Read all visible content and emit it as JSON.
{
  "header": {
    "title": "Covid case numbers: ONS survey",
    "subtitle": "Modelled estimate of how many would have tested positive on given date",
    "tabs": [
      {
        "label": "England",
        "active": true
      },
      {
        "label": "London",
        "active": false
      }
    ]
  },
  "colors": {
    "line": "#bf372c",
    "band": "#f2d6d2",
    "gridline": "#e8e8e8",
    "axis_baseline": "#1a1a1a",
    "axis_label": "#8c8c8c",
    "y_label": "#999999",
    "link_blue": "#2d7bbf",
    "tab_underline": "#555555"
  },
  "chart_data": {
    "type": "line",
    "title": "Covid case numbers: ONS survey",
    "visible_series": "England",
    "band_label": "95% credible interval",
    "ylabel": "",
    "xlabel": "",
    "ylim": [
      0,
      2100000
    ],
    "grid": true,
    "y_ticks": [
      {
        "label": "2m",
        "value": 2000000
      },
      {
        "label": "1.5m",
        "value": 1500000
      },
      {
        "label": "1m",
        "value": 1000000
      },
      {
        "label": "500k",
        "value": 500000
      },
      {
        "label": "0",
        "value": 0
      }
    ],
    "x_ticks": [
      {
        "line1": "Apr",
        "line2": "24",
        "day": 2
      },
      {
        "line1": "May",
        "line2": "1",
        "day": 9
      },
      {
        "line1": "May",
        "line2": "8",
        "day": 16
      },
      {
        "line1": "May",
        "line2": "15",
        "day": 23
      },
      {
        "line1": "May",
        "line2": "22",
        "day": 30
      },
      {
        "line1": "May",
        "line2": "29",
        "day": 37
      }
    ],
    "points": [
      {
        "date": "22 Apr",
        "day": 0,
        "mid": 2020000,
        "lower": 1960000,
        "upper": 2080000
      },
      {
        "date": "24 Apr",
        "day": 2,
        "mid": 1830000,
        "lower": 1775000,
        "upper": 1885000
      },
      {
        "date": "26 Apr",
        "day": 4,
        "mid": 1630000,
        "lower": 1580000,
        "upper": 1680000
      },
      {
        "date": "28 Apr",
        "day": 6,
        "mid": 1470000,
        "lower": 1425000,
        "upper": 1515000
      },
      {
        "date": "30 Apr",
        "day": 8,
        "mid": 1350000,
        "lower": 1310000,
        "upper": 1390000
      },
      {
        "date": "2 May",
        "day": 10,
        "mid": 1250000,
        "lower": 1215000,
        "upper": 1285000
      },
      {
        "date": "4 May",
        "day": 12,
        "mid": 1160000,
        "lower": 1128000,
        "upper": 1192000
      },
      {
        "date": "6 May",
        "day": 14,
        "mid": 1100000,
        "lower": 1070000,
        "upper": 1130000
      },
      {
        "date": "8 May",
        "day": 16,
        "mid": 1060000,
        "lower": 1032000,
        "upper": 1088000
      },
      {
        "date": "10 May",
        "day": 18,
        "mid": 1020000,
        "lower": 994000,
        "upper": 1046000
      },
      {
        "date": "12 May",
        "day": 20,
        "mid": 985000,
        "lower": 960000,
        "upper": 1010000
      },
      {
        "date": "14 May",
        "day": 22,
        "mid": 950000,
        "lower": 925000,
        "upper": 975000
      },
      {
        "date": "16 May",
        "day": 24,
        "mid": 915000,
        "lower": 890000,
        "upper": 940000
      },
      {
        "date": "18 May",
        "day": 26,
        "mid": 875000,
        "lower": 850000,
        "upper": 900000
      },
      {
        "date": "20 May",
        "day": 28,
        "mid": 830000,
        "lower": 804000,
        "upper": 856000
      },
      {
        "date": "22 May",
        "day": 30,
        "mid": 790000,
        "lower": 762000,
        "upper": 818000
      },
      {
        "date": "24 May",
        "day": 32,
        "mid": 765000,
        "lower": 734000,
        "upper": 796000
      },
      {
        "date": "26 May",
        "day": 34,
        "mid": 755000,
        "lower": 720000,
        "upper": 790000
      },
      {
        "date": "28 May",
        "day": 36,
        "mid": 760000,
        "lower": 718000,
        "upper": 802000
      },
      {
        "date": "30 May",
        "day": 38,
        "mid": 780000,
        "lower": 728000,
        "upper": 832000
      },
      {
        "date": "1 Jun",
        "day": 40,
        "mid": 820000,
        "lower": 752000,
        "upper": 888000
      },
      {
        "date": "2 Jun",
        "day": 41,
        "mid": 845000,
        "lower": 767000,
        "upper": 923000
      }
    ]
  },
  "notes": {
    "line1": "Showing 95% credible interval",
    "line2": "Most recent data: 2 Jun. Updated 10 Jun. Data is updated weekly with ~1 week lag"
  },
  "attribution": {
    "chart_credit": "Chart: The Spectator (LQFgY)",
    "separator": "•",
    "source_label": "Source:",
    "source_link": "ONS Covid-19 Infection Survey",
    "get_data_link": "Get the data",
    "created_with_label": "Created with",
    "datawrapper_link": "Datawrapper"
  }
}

━━━━━━━━━━━━━━━━

How many lines of the data contain the word "credible"? Answer with the number alone.

EXERCISE ANSWER:
2